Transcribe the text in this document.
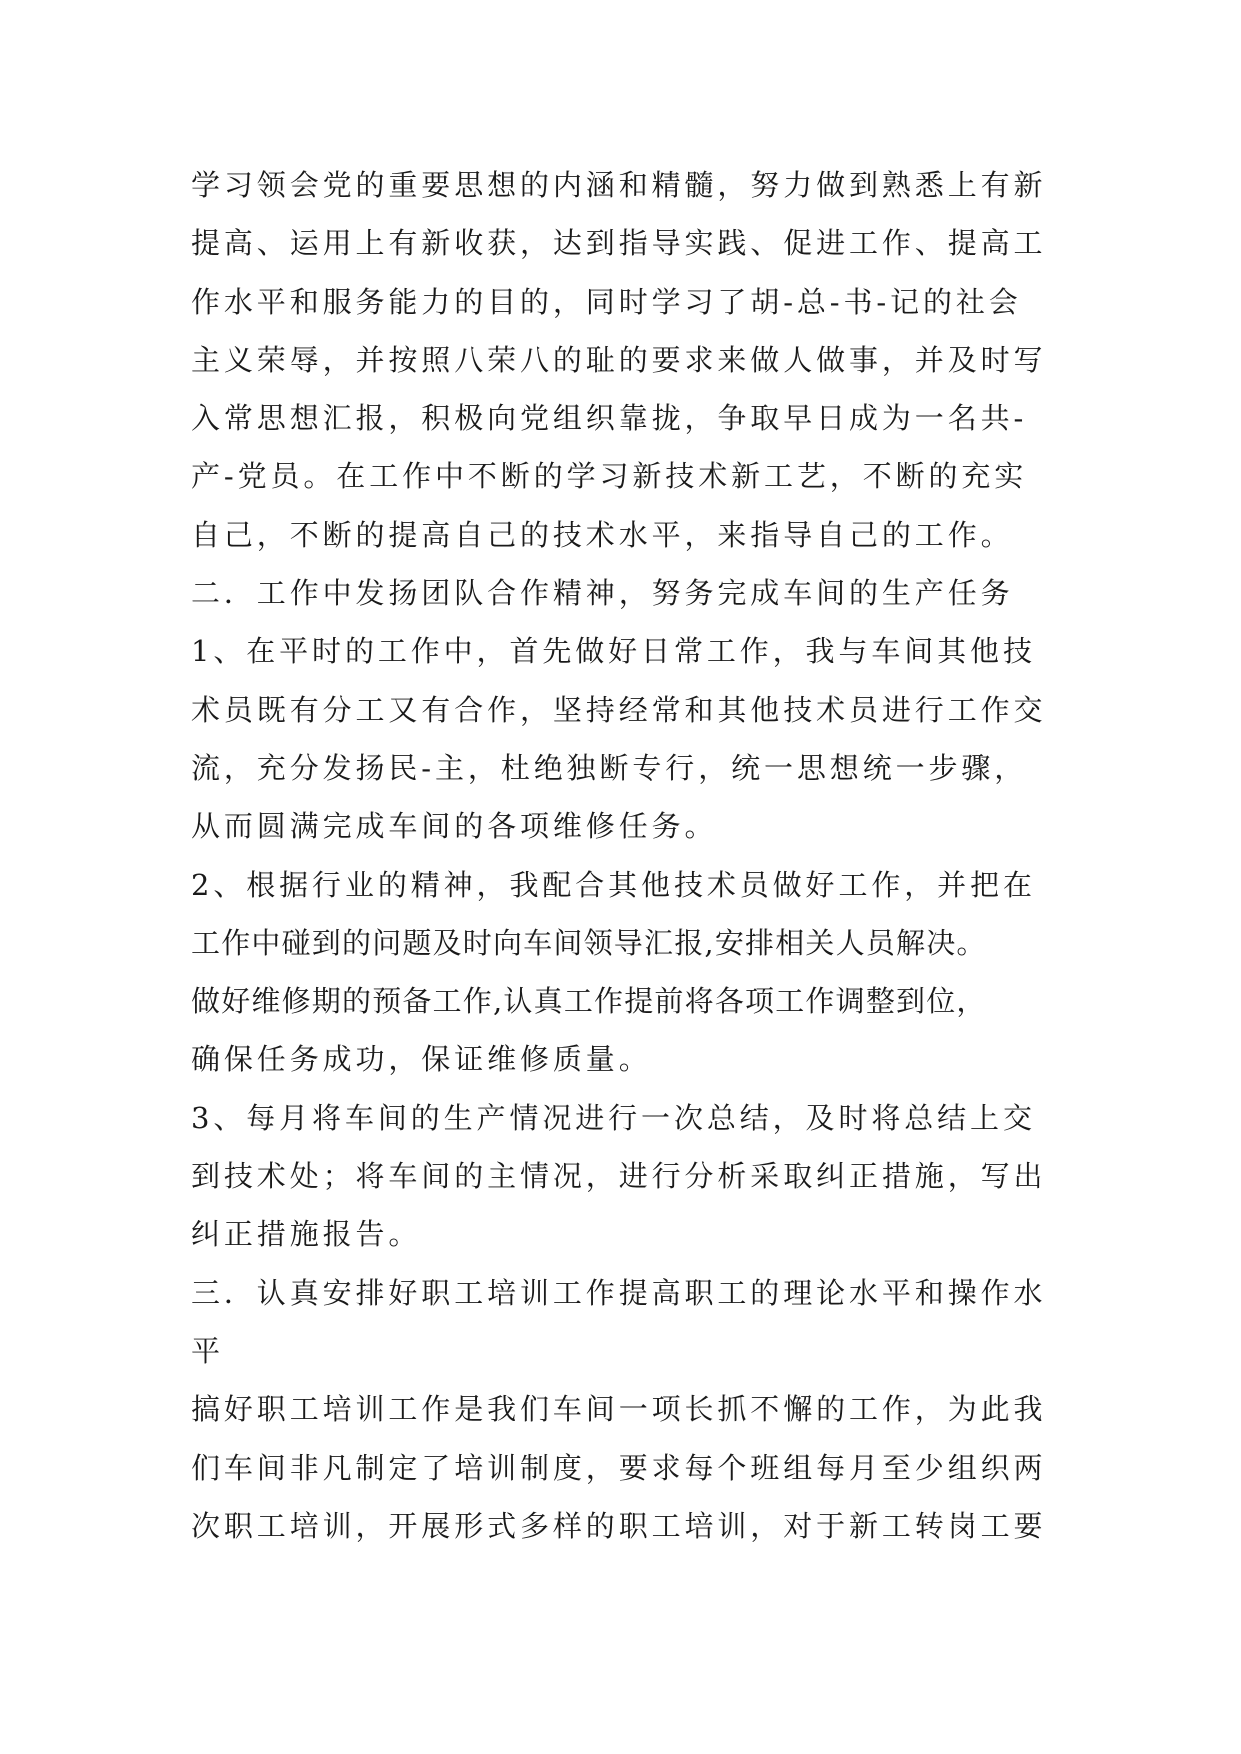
学习领会党的重要思想的内涵和精髓，努力做到熟悉上有新
提高、运用上有新收获，达到指导实践、促进工作、提高工
作水平和服务能力的目的，同时学习了胡-总-书-记的社会
主义荣辱，并按照八荣八的耻的要求来做人做事，并及时写
入常思想汇报，积极向党组织靠拢，争取早日成为一名共-
产-党员。在工作中不断的学习新技术新工艺，不断的充实
自己，不断的提高自己的技术水平，来指导自己的工作。
二．工作中发扬团队合作精神，努务完成车间的生产任务
1、在平时的工作中，首先做好日常工作，我与车间其他技
术员既有分工又有合作，坚持经常和其他技术员进行工作交
流，充分发扬民-主，杜绝独断专行，统一思想统一步骤，
从而圆满完成车间的各项维修任务。
2、根据行业的精神，我配合其他技术员做好工作，并把在
工作中碰到的问题及时向车间领导汇报,安排相关人员解决。
做好维修期的预备工作,认真工作提前将各项工作调整到位，
确保任务成功，保证维修质量。
3、每月将车间的生产情况进行一次总结，及时将总结上交
到技术处；将车间的主情况，进行分析采取纠正措施，写出
纠正措施报告。
三．认真安排好职工培训工作提高职工的理论水平和操作水
平
搞好职工培训工作是我们车间一项长抓不懈的工作，为此我
们车间非凡制定了培训制度，要求每个班组每月至少组织两
次职工培训，开展形式多样的职工培训，对于新工转岗工要
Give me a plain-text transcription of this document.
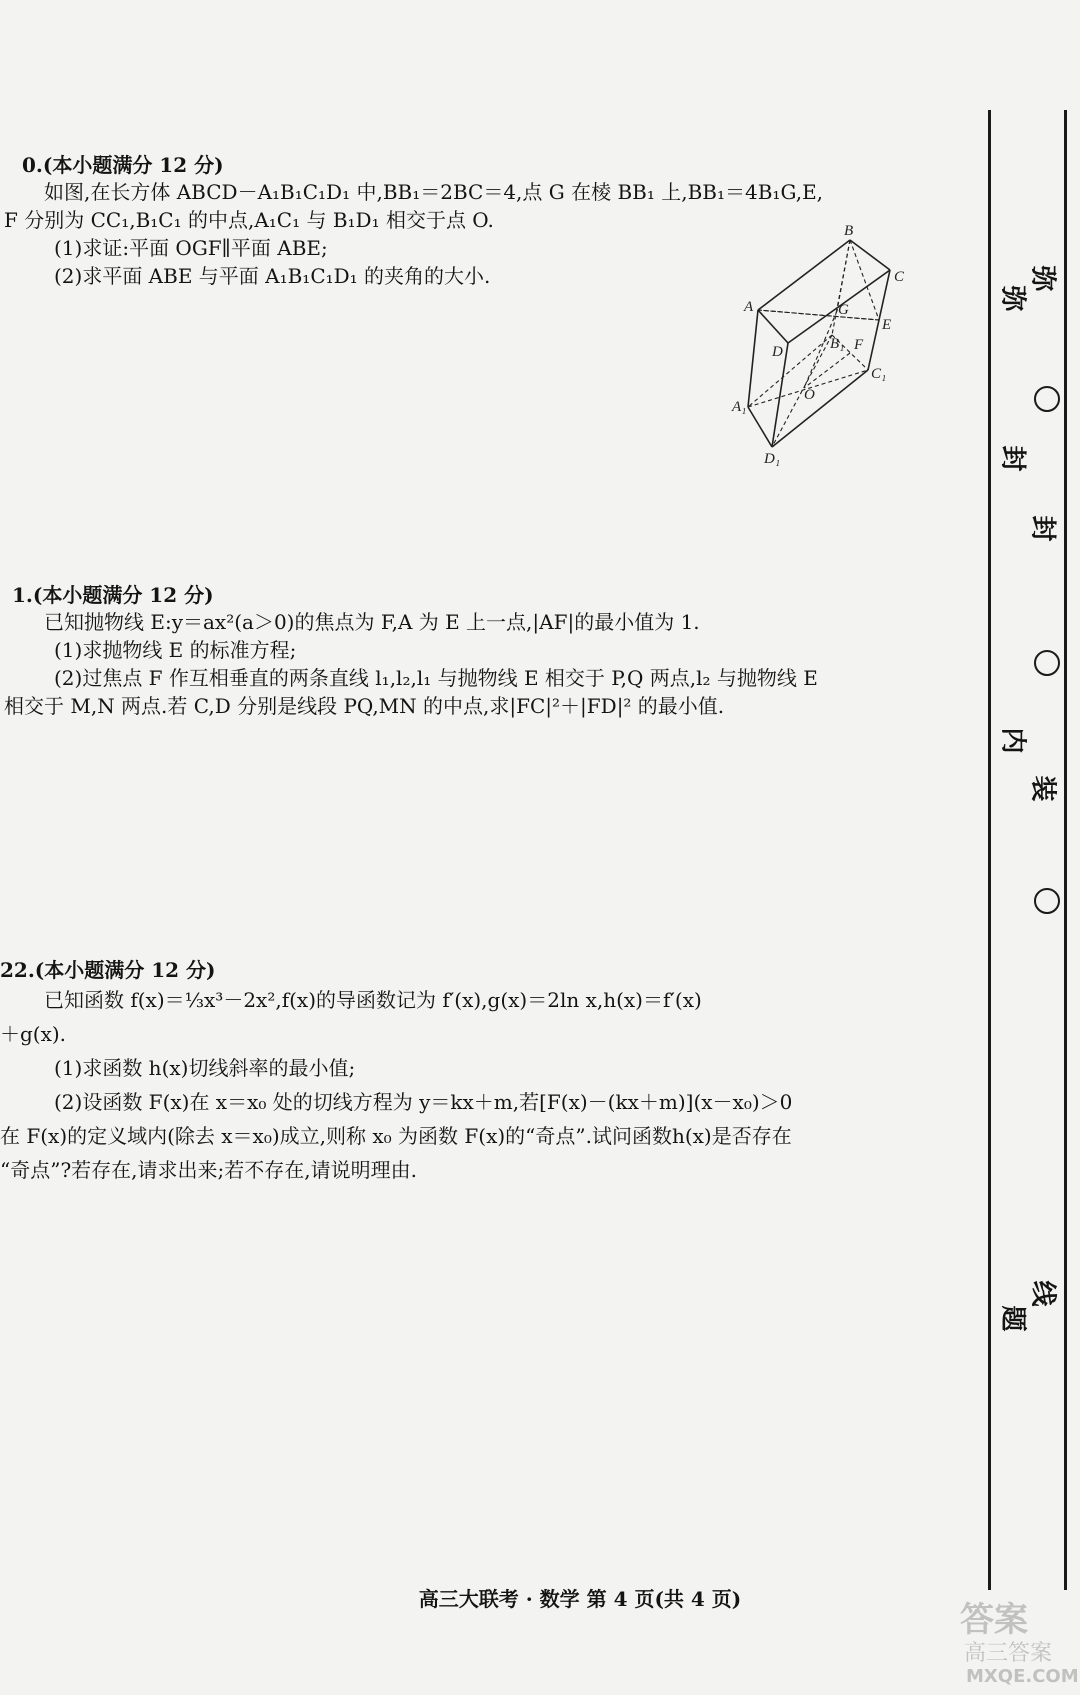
0.(本小题满分 12 分)
如图,在长方体 ABCD－A₁B₁C₁D₁ 中,BB₁＝2BC＝4,点 G 在棱 BB₁ 上,BB₁＝4B₁G,E,
F 分别为 CC₁,B₁C₁ 的中点,A₁C₁ 与 B₁D₁ 相交于点 O.
(1)求证:平面 OGF∥平面 ABE;
(2)求平面 ABE 与平面 A₁B₁C₁D₁ 的夹角的大小.
B
C
A	G
E
D	B₁ F
C₁
A₁
O
D₁
1.(本小题满分 12 分)
已知抛物线 E:y＝ax²(a＞0)的焦点为 F,A 为 E 上一点,|AF|的最小值为 1.
(1)求抛物线 E 的标准方程;
(2)过焦点 F 作互相垂直的两条直线 l₁,l₂,l₁ 与抛物线 E 相交于 P,Q 两点,l₂ 与抛物线 E
相交于 M,N 两点.若 C,D 分别是线段 PQ,MN 的中点,求|FC|²＋|FD|² 的最小值.
22.(本小题满分 12 分)
已知函数 f(x)＝⅓x³－2x²,f(x)的导函数记为 f′(x),g(x)＝2ln x,h(x)＝f′(x)
＋g(x).
(1)求函数 h(x)切线斜率的最小值;
(2)设函数 F(x)在 x＝x₀ 处的切线方程为 y＝kx＋m,若[F(x)－(kx＋m)](x－x₀)＞0
在 F(x)的定义域内(除去 x＝x₀)成立,则称 x₀ 为函数 F(x)的“奇点”.试问函数h(x)是否存在
“奇点”?若存在,请求出来;若不存在,请说明理由.
弥
封
内
题
弥
封
装
线
高三大联考 · 数学 第 4 页(共 4 页)
答案
高三答案
MXQE.COM
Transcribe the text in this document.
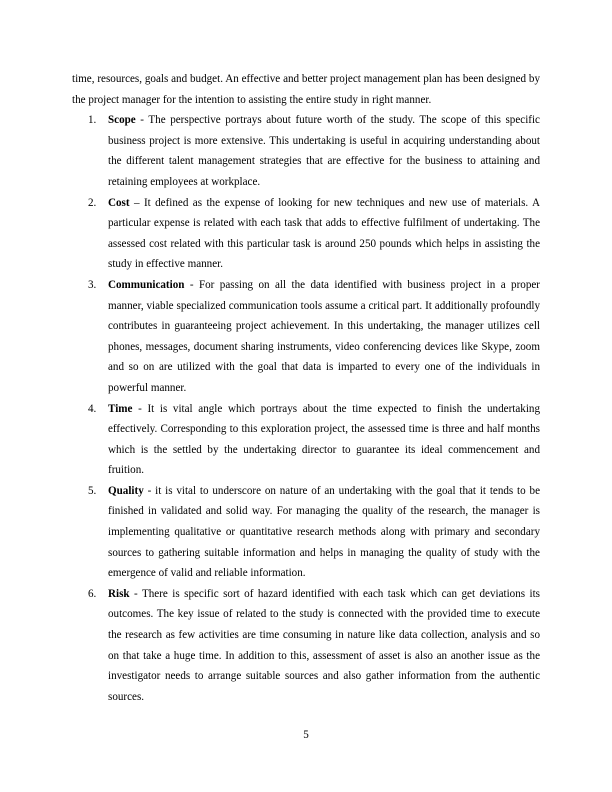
time, resources, goals and budget. An effective and better project management plan has been designed by the project manager for the intention to assisting the entire study in right manner.

1. Scope - The perspective portrays about future worth of the study. The scope of this specific business project is more extensive. This undertaking is useful in acquiring understanding about the different talent management strategies that are effective for the business to attaining and retaining employees at workplace.
2. Cost – It defined as the expense of looking for new techniques and new use of materials. A particular expense is related with each task that adds to effective fulfilment of undertaking. The assessed cost related with this particular task is around 250 pounds which helps in assisting the study in effective manner.
3. Communication - For passing on all the data identified with business project in a proper manner, viable specialized communication tools assume a critical part. It additionally profoundly contributes in guaranteeing project achievement. In this undertaking, the manager utilizes cell phones, messages, document sharing instruments, video conferencing devices like Skype, zoom and so on are utilized with the goal that data is imparted to every one of the individuals in powerful manner.
4. Time - It is vital angle which portrays about the time expected to finish the undertaking effectively. Corresponding to this exploration project, the assessed time is three and half months which is the settled by the undertaking director to guarantee its ideal commencement and fruition.
5. Quality - it is vital to underscore on nature of an undertaking with the goal that it tends to be finished in validated and solid way. For managing the quality of the research, the manager is implementing qualitative or quantitative research methods along with primary and secondary sources to gathering suitable information and helps in managing the quality of study with the emergence of valid and reliable information.
6. Risk - There is specific sort of hazard identified with each task which can get deviations its outcomes. The key issue of related to the study is connected with the provided time to execute the research as few activities are time consuming in nature like data collection, analysis and so on that take a huge time. In addition to this, assessment of asset is also an another issue as the investigator needs to arrange suitable sources and also gather information from the authentic sources.
5
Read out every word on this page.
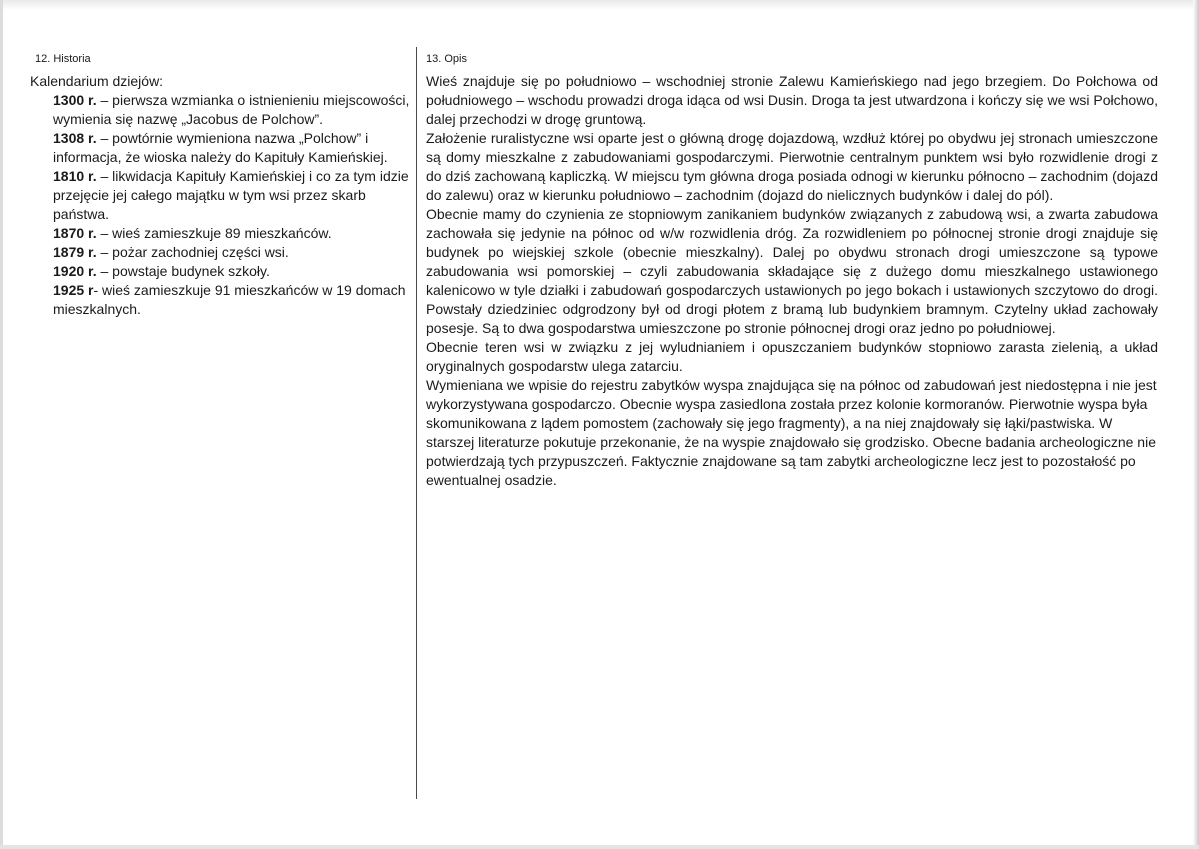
12. Historia
Kalendarium dziejów:
1300 r. – pierwsza wzmianka o istnienieniu miejscowości, wymienia się nazwę „Jacobus de Polchow”.
1308 r. – powtórnie wymieniona nazwa „Polchow” i informacja, że wioska należy do Kapituły Kamieńskiej.
1810 r. – likwidacja Kapituły Kamieńskiej i co za tym idzie przejęcie jej całego majątku w tym wsi przez skarb państwa.
1870 r. – wieś zamieszkuje 89 mieszkańców.
1879 r. – pożar zachodniej części wsi.
1920 r. – powstaje budynek szkoły.
1925 r- wieś zamieszkuje 91 mieszkańców w 19 domach mieszkalnych.
13. Opis

Wieś znajduje się po południowo – wschodniej stronie Zalewu Kamieńskiego nad jego brzegiem. Do Połchowa od południowego – wschodu prowadzi droga idąca od wsi Dusin. Droga ta jest utwardzona i kończy się we wsi Połchowo, dalej przechodzi w drogę gruntową.

Założenie ruralistyczne wsi oparte jest o główną drogę dojazdową, wzdłuż której po obydwu jej stronach umieszczone są domy mieszkalne z zabudowaniami gospodarczymi. Pierwotnie centralnym punktem wsi było rozwidlenie drogi z do dziś zachowaną kapliczką. W miejscu tym główna droga posiada odnogi w kierunku północno – zachodnim (dojazd do zalewu) oraz w kierunku południowo – zachodnim (dojazd do nielicznych budynków i dalej do pól).

Obecnie mamy do czynienia ze stopniowym zanikaniem budynków związanych z zabudową wsi, a zwarta zabudowa zachowała się jedynie na północ od w/w rozwidlenia dróg. Za rozwidleniem po północnej stronie drogi znajduje się budynek po wiejskiej szkole (obecnie mieszkalny). Dalej po obydwu stronach drogi umieszczone są typowe zabudowania wsi pomorskiej – czyli zabudowania składające się z dużego domu mieszkalnego ustawionego kalenicowo w tyle działki i zabudowań gospodarczych ustawionych po jego bokach i ustawionych szczytowo do drogi. Powstały dziedziniec odgrodzony był od drogi płotem z bramą lub budynkiem bramnym. Czytelny układ zachowały posesje. Są to dwa gospodarstwa umieszczone po stronie północnej drogi oraz jedno po południowej.

Obecnie teren wsi w związku z jej wyludnianiem i opuszczaniem budynków stopniowo zarasta zielenią, a układ oryginalnych gospodarstw ulega zatarciu.

Wymieniana we wpisie do rejestru zabytków wyspa znajdująca się na północ od zabudowań jest niedostępna i nie jest wykorzystywana gospodarczo. Obecnie wyspa zasiedlona została przez kolonie kormoranów. Pierwotnie wyspa była skomunikowana z lądem pomostem (zachowały się jego fragmenty), a na niej znajdowały się łąki/pastwiska. W starszej literaturze pokutuje przekonanie, że na wyspie znajdowało się grodzisko. Obecne badania archeologiczne nie potwierdzają tych przypuszczeń. Faktycznie znajdowane są tam zabytki archeologiczne lecz jest to pozostałość po ewentualnej osadzie.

### [TASK INSTRUCTIONS]
Nothing but a number is needed here: how many lines hold the string "A₁B₁C₁D₁"?

### [EXPECTED ANSWER]
2